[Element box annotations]
= = = = =
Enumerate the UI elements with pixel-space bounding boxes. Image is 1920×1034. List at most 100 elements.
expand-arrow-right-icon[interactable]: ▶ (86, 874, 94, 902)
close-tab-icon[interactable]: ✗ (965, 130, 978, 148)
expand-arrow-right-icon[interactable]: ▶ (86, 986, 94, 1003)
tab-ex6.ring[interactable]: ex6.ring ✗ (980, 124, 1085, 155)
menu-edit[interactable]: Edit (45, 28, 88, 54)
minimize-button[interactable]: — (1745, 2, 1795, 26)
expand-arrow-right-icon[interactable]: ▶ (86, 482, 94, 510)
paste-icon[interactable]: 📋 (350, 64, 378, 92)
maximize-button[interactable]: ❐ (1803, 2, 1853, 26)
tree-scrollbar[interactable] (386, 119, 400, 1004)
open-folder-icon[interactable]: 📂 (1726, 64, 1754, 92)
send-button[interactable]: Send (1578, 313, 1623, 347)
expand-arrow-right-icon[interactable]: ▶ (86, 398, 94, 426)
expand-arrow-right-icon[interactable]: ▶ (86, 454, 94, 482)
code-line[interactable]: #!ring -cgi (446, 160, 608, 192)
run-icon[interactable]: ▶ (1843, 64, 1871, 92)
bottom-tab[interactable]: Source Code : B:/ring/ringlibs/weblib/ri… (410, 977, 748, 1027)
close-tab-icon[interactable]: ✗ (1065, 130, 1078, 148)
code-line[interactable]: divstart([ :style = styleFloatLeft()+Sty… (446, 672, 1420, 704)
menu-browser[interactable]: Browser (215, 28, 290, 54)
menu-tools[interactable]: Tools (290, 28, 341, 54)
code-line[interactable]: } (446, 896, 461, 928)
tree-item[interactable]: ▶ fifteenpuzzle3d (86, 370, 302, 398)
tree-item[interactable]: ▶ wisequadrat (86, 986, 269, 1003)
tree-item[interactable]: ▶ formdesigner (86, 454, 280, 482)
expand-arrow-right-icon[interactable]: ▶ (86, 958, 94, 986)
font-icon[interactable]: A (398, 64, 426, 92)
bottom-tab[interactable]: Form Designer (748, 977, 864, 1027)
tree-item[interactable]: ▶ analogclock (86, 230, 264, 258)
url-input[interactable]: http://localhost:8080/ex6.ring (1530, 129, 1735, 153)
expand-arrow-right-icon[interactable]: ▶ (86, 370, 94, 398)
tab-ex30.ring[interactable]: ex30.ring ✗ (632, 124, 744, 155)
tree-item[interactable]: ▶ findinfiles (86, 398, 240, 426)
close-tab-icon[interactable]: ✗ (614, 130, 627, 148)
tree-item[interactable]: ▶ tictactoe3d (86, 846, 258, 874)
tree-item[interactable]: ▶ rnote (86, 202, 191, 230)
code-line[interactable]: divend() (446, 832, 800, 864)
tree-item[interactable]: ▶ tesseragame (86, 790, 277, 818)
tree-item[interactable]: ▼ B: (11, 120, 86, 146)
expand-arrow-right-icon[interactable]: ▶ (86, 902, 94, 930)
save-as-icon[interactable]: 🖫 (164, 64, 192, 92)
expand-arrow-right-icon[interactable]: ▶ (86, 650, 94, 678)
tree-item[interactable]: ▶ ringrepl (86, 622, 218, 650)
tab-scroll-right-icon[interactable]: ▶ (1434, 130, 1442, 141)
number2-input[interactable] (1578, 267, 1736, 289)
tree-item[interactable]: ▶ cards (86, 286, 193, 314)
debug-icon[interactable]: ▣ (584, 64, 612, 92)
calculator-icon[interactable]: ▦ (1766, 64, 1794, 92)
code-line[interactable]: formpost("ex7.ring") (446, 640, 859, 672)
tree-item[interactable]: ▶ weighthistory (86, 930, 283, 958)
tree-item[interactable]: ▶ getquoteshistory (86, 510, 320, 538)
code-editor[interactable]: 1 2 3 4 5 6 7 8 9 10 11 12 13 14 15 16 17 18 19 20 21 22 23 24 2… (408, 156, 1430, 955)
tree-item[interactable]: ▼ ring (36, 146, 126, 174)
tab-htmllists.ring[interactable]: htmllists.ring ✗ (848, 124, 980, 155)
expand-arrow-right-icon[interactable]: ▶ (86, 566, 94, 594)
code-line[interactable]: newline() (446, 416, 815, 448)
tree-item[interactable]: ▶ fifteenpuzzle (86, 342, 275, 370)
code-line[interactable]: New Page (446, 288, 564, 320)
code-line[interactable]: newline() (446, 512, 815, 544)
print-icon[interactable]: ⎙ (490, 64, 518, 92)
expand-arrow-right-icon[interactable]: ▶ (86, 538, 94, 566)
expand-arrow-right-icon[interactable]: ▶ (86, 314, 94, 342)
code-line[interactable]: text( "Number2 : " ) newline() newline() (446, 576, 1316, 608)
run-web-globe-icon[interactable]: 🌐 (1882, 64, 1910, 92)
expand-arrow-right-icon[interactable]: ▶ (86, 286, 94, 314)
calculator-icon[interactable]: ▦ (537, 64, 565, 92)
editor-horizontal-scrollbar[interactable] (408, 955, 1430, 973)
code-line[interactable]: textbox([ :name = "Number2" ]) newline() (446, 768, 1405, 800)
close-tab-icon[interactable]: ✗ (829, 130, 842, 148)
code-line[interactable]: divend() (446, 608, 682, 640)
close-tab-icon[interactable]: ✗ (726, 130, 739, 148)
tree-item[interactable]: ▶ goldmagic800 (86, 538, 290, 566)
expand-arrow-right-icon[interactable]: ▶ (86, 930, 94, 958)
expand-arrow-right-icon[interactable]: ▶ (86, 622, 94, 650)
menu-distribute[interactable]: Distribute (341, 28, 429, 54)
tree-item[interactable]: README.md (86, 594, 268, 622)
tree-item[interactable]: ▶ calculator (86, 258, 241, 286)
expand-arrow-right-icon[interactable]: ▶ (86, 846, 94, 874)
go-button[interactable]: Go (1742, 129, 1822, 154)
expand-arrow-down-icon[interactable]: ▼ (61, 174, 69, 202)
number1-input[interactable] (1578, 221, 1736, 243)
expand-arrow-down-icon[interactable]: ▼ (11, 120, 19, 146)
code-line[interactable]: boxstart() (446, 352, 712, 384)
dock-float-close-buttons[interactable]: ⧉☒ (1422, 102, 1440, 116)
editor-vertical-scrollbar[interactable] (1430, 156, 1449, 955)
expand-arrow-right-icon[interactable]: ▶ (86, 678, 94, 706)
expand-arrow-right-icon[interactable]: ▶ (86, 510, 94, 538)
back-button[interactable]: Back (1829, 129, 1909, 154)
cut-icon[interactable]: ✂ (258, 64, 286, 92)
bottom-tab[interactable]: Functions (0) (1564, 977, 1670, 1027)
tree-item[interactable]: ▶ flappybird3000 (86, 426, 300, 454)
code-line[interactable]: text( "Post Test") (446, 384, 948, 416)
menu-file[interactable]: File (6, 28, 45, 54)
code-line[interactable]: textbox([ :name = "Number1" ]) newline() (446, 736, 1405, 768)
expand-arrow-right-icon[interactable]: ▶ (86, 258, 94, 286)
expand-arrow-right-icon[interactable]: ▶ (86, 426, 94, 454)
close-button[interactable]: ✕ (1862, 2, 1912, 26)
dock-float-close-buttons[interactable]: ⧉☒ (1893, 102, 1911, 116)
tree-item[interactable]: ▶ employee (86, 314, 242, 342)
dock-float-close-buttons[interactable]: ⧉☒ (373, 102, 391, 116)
= = = = =
◆ Directive ◆
Please format every item above as a numbered list, leaving out any blank lines.

◆ Expected output ◆
1. Enumerate the UI elements with pixel-space bounding boxes. Image is 1920×1034. List at most 100 elements.
2. expand-arrow-right-icon[interactable]: ▶ (86, 874, 94, 902)
3. close-tab-icon[interactable]: ✗ (965, 130, 978, 148)
4. expand-arrow-right-icon[interactable]: ▶ (86, 986, 94, 1003)
5. tab-ex6.ring[interactable]: ex6.ring ✗ (980, 124, 1085, 155)
6. menu-edit[interactable]: Edit (45, 28, 88, 54)
7. minimize-button[interactable]: — (1745, 2, 1795, 26)
8. expand-arrow-right-icon[interactable]: ▶ (86, 482, 94, 510)
9. paste-icon[interactable]: 📋 (350, 64, 378, 92)
10. maximize-button[interactable]: ❐ (1803, 2, 1853, 26)
11. tree-scrollbar[interactable] (386, 119, 400, 1004)
12. open-folder-icon[interactable]: 📂 (1726, 64, 1754, 92)
13. send-button[interactable]: Send (1578, 313, 1623, 347)
14. expand-arrow-right-icon[interactable]: ▶ (86, 398, 94, 426)
15. expand-arrow-right-icon[interactable]: ▶ (86, 454, 94, 482)
16. code-line[interactable]: #!ring -cgi (446, 160, 608, 192)
17. run-icon[interactable]: ▶ (1843, 64, 1871, 92)
18. bottom-tab[interactable]: Source Code : B:/ring/ringlibs/weblib/ri… (410, 977, 748, 1027)
19. close-tab-icon[interactable]: ✗ (1065, 130, 1078, 148)
20. code-line[interactable]: divstart([ :style = styleFloatLeft()+Sty… (446, 672, 1420, 704)
21. menu-browser[interactable]: Browser (215, 28, 290, 54)
22. menu-tools[interactable]: Tools (290, 28, 341, 54)
23. code-line[interactable]: } (446, 896, 461, 928)
24. tree-item[interactable]: ▶ fifteenpuzzle3d (86, 370, 302, 398)
25. tree-item[interactable]: ▶ wisequadrat (86, 986, 269, 1003)
26. tree-item[interactable]: ▶ formdesigner (86, 454, 280, 482)
27. expand-arrow-right-icon[interactable]: ▶ (86, 958, 94, 986)
28. font-icon[interactable]: A (398, 64, 426, 92)
29. bottom-tab[interactable]: Form Designer (748, 977, 864, 1027)
30. tree-item[interactable]: ▶ analogclock (86, 230, 264, 258)
31. url-input[interactable]: http://localhost:8080/ex6.ring (1530, 129, 1735, 153)
32. expand-arrow-right-icon[interactable]: ▶ (86, 370, 94, 398)
33. tab-ex30.ring[interactable]: ex30.ring ✗ (632, 124, 744, 155)
34. tree-item[interactable]: ▶ findinfiles (86, 398, 240, 426)
35. close-tab-icon[interactable]: ✗ (614, 130, 627, 148)
36. tree-item[interactable]: ▶ tictactoe3d (86, 846, 258, 874)
37. tree-item[interactable]: ▶ rnote (86, 202, 191, 230)
38. code-line[interactable]: divend() (446, 832, 800, 864)
39. tree-item[interactable]: ▶ tesseragame (86, 790, 277, 818)
40. tree-item[interactable]: ▼ B: (11, 120, 86, 146)
41. expand-arrow-right-icon[interactable]: ▶ (86, 902, 94, 930)
42. save-as-icon[interactable]: 🖫 (164, 64, 192, 92)
43. expand-arrow-right-icon[interactable]: ▶ (86, 650, 94, 678)
44. tree-item[interactable]: ▶ ringrepl (86, 622, 218, 650)
45. tab-scroll-right-icon[interactable]: ▶ (1434, 130, 1442, 141)
46. number2-input[interactable] (1578, 267, 1736, 289)
47. tree-item[interactable]: ▶ cards (86, 286, 193, 314)
48. debug-icon[interactable]: ▣ (584, 64, 612, 92)
49. calculator-icon[interactable]: ▦ (1766, 64, 1794, 92)
50. code-line[interactable]: formpost("ex7.ring") (446, 640, 859, 672)
51. tree-item[interactable]: ▶ weighthistory (86, 930, 283, 958)
52. tree-item[interactable]: ▶ getquoteshistory (86, 510, 320, 538)
53. code-editor[interactable]: 1 2 3 4 5 6 7 8 9 10 11 12 13 14 15 16 17 18 19 20 21 22 23 24 2… (408, 156, 1430, 955)
54. tree-item[interactable]: ▼ ring (36, 146, 126, 174)
55. tab-htmllists.ring[interactable]: htmllists.ring ✗ (848, 124, 980, 155)
56. expand-arrow-right-icon[interactable]: ▶ (86, 566, 94, 594)
57. code-line[interactable]: newline() (446, 416, 815, 448)
58. tree-item[interactable]: ▶ fifteenpuzzle (86, 342, 275, 370)
59. code-line[interactable]: New Page (446, 288, 564, 320)
60. code-line[interactable]: newline() (446, 512, 815, 544)
61. print-icon[interactable]: ⎙ (490, 64, 518, 92)
62. expand-arrow-right-icon[interactable]: ▶ (86, 538, 94, 566)
63. expand-arrow-right-icon[interactable]: ▶ (86, 314, 94, 342)
64. code-line[interactable]: text( "Number2 : " ) newline() newline() (446, 576, 1316, 608)
65. run-web-globe-icon[interactable]: 🌐 (1882, 64, 1910, 92)
66. expand-arrow-right-icon[interactable]: ▶ (86, 286, 94, 314)
67. calculator-icon[interactable]: ▦ (537, 64, 565, 92)
68. editor-horizontal-scrollbar[interactable] (408, 955, 1430, 973)
69. code-line[interactable]: textbox([ :name = "Number2" ]) newline() (446, 768, 1405, 800)
70. close-tab-icon[interactable]: ✗ (829, 130, 842, 148)
71. code-line[interactable]: divend() (446, 608, 682, 640)
72. close-tab-icon[interactable]: ✗ (726, 130, 739, 148)
73. tree-item[interactable]: ▶ goldmagic800 (86, 538, 290, 566)
74. expand-arrow-right-icon[interactable]: ▶ (86, 930, 94, 958)
75. expand-arrow-right-icon[interactable]: ▶ (86, 622, 94, 650)
76. menu-distribute[interactable]: Distribute (341, 28, 429, 54)
77. tree-item[interactable]: README.md (86, 594, 268, 622)
78. tree-item[interactable]: ▶ calculator (86, 258, 241, 286)
79. expand-arrow-right-icon[interactable]: ▶ (86, 846, 94, 874)
80. go-button[interactable]: Go (1742, 129, 1822, 154)
81. expand-arrow-down-icon[interactable]: ▼ (61, 174, 69, 202)
82. number1-input[interactable] (1578, 221, 1736, 243)
83. expand-arrow-down-icon[interactable]: ▼ (11, 120, 19, 146)
84. code-line[interactable]: boxstart() (446, 352, 712, 384)
85. dock-float-close-buttons[interactable]: ⧉☒ (1422, 102, 1440, 116)
86. editor-vertical-scrollbar[interactable] (1430, 156, 1449, 955)
87. expand-arrow-right-icon[interactable]: ▶ (86, 678, 94, 706)
88. expand-arrow-right-icon[interactable]: ▶ (86, 510, 94, 538)
89. back-button[interactable]: Back (1829, 129, 1909, 154)
90. cut-icon[interactable]: ✂ (258, 64, 286, 92)
91. bottom-tab[interactable]: Functions (0) (1564, 977, 1670, 1027)
92. tree-item[interactable]: ▶ flappybird3000 (86, 426, 300, 454)
93. code-line[interactable]: text( "Post Test") (446, 384, 948, 416)
94. menu-file[interactable]: File (6, 28, 45, 54)
95. code-line[interactable]: textbox([ :name = "Number1" ]) newline() (446, 736, 1405, 768)
96. expand-arrow-right-icon[interactable]: ▶ (86, 258, 94, 286)
97. expand-arrow-right-icon[interactable]: ▶ (86, 426, 94, 454)
98. close-button[interactable]: ✕ (1862, 2, 1912, 26)
99. dock-float-close-buttons[interactable]: ⧉☒ (1893, 102, 1911, 116)
100. tree-item[interactable]: ▶ employee (86, 314, 242, 342)
101. dock-float-close-buttons[interactable]: ⧉☒ (373, 102, 391, 116)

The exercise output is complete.